Stored dataset items
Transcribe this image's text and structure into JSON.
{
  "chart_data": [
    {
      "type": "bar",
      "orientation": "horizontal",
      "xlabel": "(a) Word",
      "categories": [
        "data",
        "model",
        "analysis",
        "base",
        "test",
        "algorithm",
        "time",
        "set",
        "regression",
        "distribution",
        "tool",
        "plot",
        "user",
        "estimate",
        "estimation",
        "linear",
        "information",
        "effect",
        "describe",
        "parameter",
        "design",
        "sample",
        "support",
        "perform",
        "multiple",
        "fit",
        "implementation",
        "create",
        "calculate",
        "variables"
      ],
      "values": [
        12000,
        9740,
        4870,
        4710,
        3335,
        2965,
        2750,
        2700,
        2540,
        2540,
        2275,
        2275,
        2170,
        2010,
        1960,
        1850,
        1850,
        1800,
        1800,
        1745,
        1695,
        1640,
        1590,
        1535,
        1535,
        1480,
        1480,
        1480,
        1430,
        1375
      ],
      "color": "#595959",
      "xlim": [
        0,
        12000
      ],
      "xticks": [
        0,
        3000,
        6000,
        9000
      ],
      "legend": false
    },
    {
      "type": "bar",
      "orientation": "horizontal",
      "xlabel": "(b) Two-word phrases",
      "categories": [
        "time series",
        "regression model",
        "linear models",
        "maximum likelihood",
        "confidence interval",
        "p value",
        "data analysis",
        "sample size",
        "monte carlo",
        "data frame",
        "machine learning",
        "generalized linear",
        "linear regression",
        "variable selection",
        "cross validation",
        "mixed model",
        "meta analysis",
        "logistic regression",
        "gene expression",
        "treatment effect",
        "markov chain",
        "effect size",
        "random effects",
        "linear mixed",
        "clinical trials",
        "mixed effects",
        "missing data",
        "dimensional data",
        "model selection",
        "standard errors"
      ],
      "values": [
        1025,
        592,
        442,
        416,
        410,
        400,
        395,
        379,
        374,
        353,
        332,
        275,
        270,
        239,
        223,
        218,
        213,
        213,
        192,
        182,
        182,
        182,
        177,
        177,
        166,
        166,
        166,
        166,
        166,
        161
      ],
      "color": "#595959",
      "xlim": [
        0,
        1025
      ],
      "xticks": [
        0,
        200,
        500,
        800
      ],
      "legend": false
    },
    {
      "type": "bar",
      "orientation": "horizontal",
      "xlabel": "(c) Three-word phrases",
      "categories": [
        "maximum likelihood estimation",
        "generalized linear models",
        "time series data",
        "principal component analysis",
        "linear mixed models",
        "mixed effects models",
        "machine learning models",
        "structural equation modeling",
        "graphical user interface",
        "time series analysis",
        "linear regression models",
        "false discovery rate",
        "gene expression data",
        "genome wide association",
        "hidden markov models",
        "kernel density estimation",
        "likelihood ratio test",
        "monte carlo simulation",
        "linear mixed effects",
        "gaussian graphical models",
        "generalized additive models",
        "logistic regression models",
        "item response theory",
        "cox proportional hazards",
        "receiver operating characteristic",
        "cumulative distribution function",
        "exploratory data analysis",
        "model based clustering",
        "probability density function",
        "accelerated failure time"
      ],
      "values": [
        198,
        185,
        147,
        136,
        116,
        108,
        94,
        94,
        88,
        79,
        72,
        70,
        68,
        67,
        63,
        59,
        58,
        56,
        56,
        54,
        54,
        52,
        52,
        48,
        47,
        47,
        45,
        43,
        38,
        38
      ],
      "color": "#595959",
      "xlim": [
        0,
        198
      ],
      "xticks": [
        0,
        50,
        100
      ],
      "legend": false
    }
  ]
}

## WORK INSTRUCTION
An exact copy of every record is required.

## OUTPUT OF THE EXERCISE
Transcribe this image's text and structure into JSON.
{
  "chart_data": [
    {
      "type": "bar",
      "orientation": "horizontal",
      "xlabel": "(a) Word",
      "categories": [
        "data",
        "model",
        "analysis",
        "base",
        "test",
        "algorithm",
        "time",
        "set",
        "regression",
        "distribution",
        "tool",
        "plot",
        "user",
        "estimate",
        "estimation",
        "linear",
        "information",
        "effect",
        "describe",
        "parameter",
        "design",
        "sample",
        "support",
        "perform",
        "multiple",
        "fit",
        "implementation",
        "create",
        "calculate",
        "variables"
      ],
      "values": [
        12000,
        9740,
        4870,
        4710,
        3335,
        2965,
        2750,
        2700,
        2540,
        2540,
        2275,
        2275,
        2170,
        2010,
        1960,
        1850,
        1850,
        1800,
        1800,
        1745,
        1695,
        1640,
        1590,
        1535,
        1535,
        1480,
        1480,
        1480,
        1430,
        1375
      ],
      "color": "#595959",
      "xlim": [
        0,
        12000
      ],
      "xticks": [
        0,
        3000,
        6000,
        9000
      ],
      "legend": false
    },
    {
      "type": "bar",
      "orientation": "horizontal",
      "xlabel": "(b) Two-word phrases",
      "categories": [
        "time series",
        "regression model",
        "linear models",
        "maximum likelihood",
        "confidence interval",
        "p value",
        "data analysis",
        "sample size",
        "monte carlo",
        "data frame",
        "machine learning",
        "generalized linear",
        "linear regression",
        "variable selection",
        "cross validation",
        "mixed model",
        "meta analysis",
        "logistic regression",
        "gene expression",
        "treatment effect",
        "markov chain",
        "effect size",
        "random effects",
        "linear mixed",
        "clinical trials",
        "mixed effects",
        "missing data",
        "dimensional data",
        "model selection",
        "standard errors"
      ],
      "values": [
        1025,
        592,
        442,
        416,
        410,
        400,
        395,
        379,
        374,
        353,
        332,
        275,
        270,
        239,
        223,
        218,
        213,
        213,
        192,
        182,
        182,
        182,
        177,
        177,
        166,
        166,
        166,
        166,
        166,
        161
      ],
      "color": "#595959",
      "xlim": [
        0,
        1025
      ],
      "xticks": [
        0,
        200,
        500,
        800
      ],
      "legend": false
    },
    {
      "type": "bar",
      "orientation": "horizontal",
      "xlabel": "(c) Three-word phrases",
      "categories": [
        "maximum likelihood estimation",
        "generalized linear models",
        "time series data",
        "principal component analysis",
        "linear mixed models",
        "mixed effects models",
        "machine learning models",
        "structural equation modeling",
        "graphical user interface",
        "time series analysis",
        "linear regression models",
        "false discovery rate",
        "gene expression data",
        "genome wide association",
        "hidden markov models",
        "kernel density estimation",
        "likelihood ratio test",
        "monte carlo simulation",
        "linear mixed effects",
        "gaussian graphical models",
        "generalized additive models",
        "logistic regression models",
        "item response theory",
        "cox proportional hazards",
        "receiver operating characteristic",
        "cumulative distribution function",
        "exploratory data analysis",
        "model based clustering",
        "probability density function",
        "accelerated failure time"
      ],
      "values": [
        198,
        185,
        147,
        136,
        116,
        108,
        94,
        94,
        88,
        79,
        72,
        70,
        68,
        67,
        63,
        59,
        58,
        56,
        56,
        54,
        54,
        52,
        52,
        48,
        47,
        47,
        45,
        43,
        38,
        38
      ],
      "color": "#595959",
      "xlim": [
        0,
        198
      ],
      "xticks": [
        0,
        50,
        100
      ],
      "legend": false
    }
  ]
}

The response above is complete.